## begin Task inputs
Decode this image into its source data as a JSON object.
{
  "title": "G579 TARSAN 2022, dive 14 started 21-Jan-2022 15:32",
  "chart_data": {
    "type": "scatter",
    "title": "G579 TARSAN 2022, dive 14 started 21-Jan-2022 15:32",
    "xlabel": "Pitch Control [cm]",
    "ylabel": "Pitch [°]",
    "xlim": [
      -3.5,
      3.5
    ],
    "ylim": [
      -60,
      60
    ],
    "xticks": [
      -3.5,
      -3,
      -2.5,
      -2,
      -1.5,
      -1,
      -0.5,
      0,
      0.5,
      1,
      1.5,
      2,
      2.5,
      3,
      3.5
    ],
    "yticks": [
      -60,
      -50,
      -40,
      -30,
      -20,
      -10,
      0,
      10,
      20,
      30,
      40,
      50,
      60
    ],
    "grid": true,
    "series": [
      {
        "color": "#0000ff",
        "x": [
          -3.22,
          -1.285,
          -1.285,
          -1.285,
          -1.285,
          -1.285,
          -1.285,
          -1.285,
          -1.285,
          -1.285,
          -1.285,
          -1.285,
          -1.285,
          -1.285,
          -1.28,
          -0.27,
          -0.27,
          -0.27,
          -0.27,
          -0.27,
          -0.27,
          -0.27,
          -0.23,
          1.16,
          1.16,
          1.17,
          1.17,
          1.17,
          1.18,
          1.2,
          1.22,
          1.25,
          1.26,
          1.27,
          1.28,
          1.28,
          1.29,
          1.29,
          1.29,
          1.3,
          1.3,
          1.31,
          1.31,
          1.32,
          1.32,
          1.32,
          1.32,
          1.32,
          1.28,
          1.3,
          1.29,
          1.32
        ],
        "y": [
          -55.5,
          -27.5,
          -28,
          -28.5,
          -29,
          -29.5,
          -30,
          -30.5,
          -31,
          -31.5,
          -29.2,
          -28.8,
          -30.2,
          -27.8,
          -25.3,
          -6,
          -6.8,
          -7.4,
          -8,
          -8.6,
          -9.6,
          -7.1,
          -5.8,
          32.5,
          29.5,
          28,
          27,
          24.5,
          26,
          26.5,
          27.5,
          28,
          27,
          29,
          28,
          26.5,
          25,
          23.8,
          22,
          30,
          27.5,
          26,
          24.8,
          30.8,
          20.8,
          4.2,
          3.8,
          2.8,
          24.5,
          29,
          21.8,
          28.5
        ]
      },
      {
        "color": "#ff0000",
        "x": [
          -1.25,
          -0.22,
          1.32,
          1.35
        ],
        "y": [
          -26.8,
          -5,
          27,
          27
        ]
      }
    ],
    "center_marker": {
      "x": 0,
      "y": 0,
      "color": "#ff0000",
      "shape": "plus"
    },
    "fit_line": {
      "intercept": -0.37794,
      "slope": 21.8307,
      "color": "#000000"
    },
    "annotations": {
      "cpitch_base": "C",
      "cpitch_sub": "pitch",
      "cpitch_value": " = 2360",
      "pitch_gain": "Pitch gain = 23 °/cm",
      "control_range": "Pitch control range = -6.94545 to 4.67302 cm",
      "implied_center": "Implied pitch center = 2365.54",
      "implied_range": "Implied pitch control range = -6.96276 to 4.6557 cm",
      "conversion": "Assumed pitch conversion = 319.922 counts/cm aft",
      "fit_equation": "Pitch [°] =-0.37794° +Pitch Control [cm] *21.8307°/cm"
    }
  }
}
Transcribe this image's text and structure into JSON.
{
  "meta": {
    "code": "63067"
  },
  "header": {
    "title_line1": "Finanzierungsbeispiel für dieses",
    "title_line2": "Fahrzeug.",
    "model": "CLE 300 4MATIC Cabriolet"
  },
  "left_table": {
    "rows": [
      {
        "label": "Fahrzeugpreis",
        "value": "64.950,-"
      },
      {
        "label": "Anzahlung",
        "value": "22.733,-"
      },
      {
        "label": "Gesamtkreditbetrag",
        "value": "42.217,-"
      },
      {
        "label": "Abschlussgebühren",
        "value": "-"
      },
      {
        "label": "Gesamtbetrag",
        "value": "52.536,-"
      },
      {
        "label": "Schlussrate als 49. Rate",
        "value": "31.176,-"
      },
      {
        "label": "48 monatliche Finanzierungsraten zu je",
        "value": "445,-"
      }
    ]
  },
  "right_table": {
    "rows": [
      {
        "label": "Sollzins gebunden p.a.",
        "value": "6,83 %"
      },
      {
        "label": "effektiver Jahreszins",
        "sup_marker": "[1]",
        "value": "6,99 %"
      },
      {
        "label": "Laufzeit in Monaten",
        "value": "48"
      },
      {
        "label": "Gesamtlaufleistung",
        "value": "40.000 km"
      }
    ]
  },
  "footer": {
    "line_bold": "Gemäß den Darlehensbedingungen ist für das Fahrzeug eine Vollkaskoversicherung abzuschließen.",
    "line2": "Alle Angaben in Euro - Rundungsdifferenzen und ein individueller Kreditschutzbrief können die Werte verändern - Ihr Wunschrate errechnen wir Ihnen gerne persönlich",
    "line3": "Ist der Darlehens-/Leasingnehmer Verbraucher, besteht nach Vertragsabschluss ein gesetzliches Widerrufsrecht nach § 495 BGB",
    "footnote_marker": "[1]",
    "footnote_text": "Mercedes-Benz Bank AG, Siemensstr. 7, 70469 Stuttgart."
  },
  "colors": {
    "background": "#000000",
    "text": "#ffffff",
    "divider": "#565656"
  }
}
## end Task inputs
Task brief
Word for word, write out all of the data above.

Exercise solution
Decode this image into its source data as a JSON object.
{
  "title": "G579 TARSAN 2022, dive 14 started 21-Jan-2022 15:32",
  "chart_data": {
    "type": "scatter",
    "title": "G579 TARSAN 2022, dive 14 started 21-Jan-2022 15:32",
    "xlabel": "Pitch Control [cm]",
    "ylabel": "Pitch [°]",
    "xlim": [
      -3.5,
      3.5
    ],
    "ylim": [
      -60,
      60
    ],
    "xticks": [
      -3.5,
      -3,
      -2.5,
      -2,
      -1.5,
      -1,
      -0.5,
      0,
      0.5,
      1,
      1.5,
      2,
      2.5,
      3,
      3.5
    ],
    "yticks": [
      -60,
      -50,
      -40,
      -30,
      -20,
      -10,
      0,
      10,
      20,
      30,
      40,
      50,
      60
    ],
    "grid": true,
    "series": [
      {
        "color": "#0000ff",
        "x": [
          -3.22,
          -1.285,
          -1.285,
          -1.285,
          -1.285,
          -1.285,
          -1.285,
          -1.285,
          -1.285,
          -1.285,
          -1.285,
          -1.285,
          -1.285,
          -1.285,
          -1.28,
          -0.27,
          -0.27,
          -0.27,
          -0.27,
          -0.27,
          -0.27,
          -0.27,
          -0.23,
          1.16,
          1.16,
          1.17,
          1.17,
          1.17,
          1.18,
          1.2,
          1.22,
          1.25,
          1.26,
          1.27,
          1.28,
          1.28,
          1.29,
          1.29,
          1.29,
          1.3,
          1.3,
          1.31,
          1.31,
          1.32,
          1.32,
          1.32,
          1.32,
          1.32,
          1.28,
          1.3,
          1.29,
          1.32
        ],
        "y": [
          -55.5,
          -27.5,
          -28,
          -28.5,
          -29,
          -29.5,
          -30,
          -30.5,
          -31,
          -31.5,
          -29.2,
          -28.8,
          -30.2,
          -27.8,
          -25.3,
          -6,
          -6.8,
          -7.4,
          -8,
          -8.6,
          -9.6,
          -7.1,
          -5.8,
          32.5,
          29.5,
          28,
          27,
          24.5,
          26,
          26.5,
          27.5,
          28,
          27,
          29,
          28,
          26.5,
          25,
          23.8,
          22,
          30,
          27.5,
          26,
          24.8,
          30.8,
          20.8,
          4.2,
          3.8,
          2.8,
          24.5,
          29,
          21.8,
          28.5
        ]
      },
      {
        "color": "#ff0000",
        "x": [
          -1.25,
          -0.22,
          1.32,
          1.35
        ],
        "y": [
          -26.8,
          -5,
          27,
          27
        ]
      }
    ],
    "center_marker": {
      "x": 0,
      "y": 0,
      "color": "#ff0000",
      "shape": "plus"
    },
    "fit_line": {
      "intercept": -0.37794,
      "slope": 21.8307,
      "color": "#000000"
    },
    "annotations": {
      "cpitch_base": "C",
      "cpitch_sub": "pitch",
      "cpitch_value": " = 2360",
      "pitch_gain": "Pitch gain = 23 °/cm",
      "control_range": "Pitch control range = -6.94545 to 4.67302 cm",
      "implied_center": "Implied pitch center = 2365.54",
      "implied_range": "Implied pitch control range = -6.96276 to 4.6557 cm",
      "conversion": "Assumed pitch conversion = 319.922 counts/cm aft",
      "fit_equation": "Pitch [°] =-0.37794° +Pitch Control [cm] *21.8307°/cm"
    }
  }
}
Transcribe this image's text and structure into JSON.
{
  "meta": {
    "code": "63067"
  },
  "header": {
    "title_line1": "Finanzierungsbeispiel für dieses",
    "title_line2": "Fahrzeug.",
    "model": "CLE 300 4MATIC Cabriolet"
  },
  "left_table": {
    "rows": [
      {
        "label": "Fahrzeugpreis",
        "value": "64.950,-"
      },
      {
        "label": "Anzahlung",
        "value": "22.733,-"
      },
      {
        "label": "Gesamtkreditbetrag",
        "value": "42.217,-"
      },
      {
        "label": "Abschlussgebühren",
        "value": "-"
      },
      {
        "label": "Gesamtbetrag",
        "value": "52.536,-"
      },
      {
        "label": "Schlussrate als 49. Rate",
        "value": "31.176,-"
      },
      {
        "label": "48 monatliche Finanzierungsraten zu je",
        "value": "445,-"
      }
    ]
  },
  "right_table": {
    "rows": [
      {
        "label": "Sollzins gebunden p.a.",
        "value": "6,83 %"
      },
      {
        "label": "effektiver Jahreszins",
        "sup_marker": "[1]",
        "value": "6,99 %"
      },
      {
        "label": "Laufzeit in Monaten",
        "value": "48"
      },
      {
        "label": "Gesamtlaufleistung",
        "value": "40.000 km"
      }
    ]
  },
  "footer": {
    "line_bold": "Gemäß den Darlehensbedingungen ist für das Fahrzeug eine Vollkaskoversicherung abzuschließen.",
    "line2": "Alle Angaben in Euro - Rundungsdifferenzen und ein individueller Kreditschutzbrief können die Werte verändern - Ihr Wunschrate errechnen wir Ihnen gerne persönlich",
    "line3": "Ist der Darlehens-/Leasingnehmer Verbraucher, besteht nach Vertragsabschluss ein gesetzliches Widerrufsrecht nach § 495 BGB",
    "footnote_marker": "[1]",
    "footnote_text": "Mercedes-Benz Bank AG, Siemensstr. 7, 70469 Stuttgart."
  },
  "colors": {
    "background": "#000000",
    "text": "#ffffff",
    "divider": "#565656"
  }
}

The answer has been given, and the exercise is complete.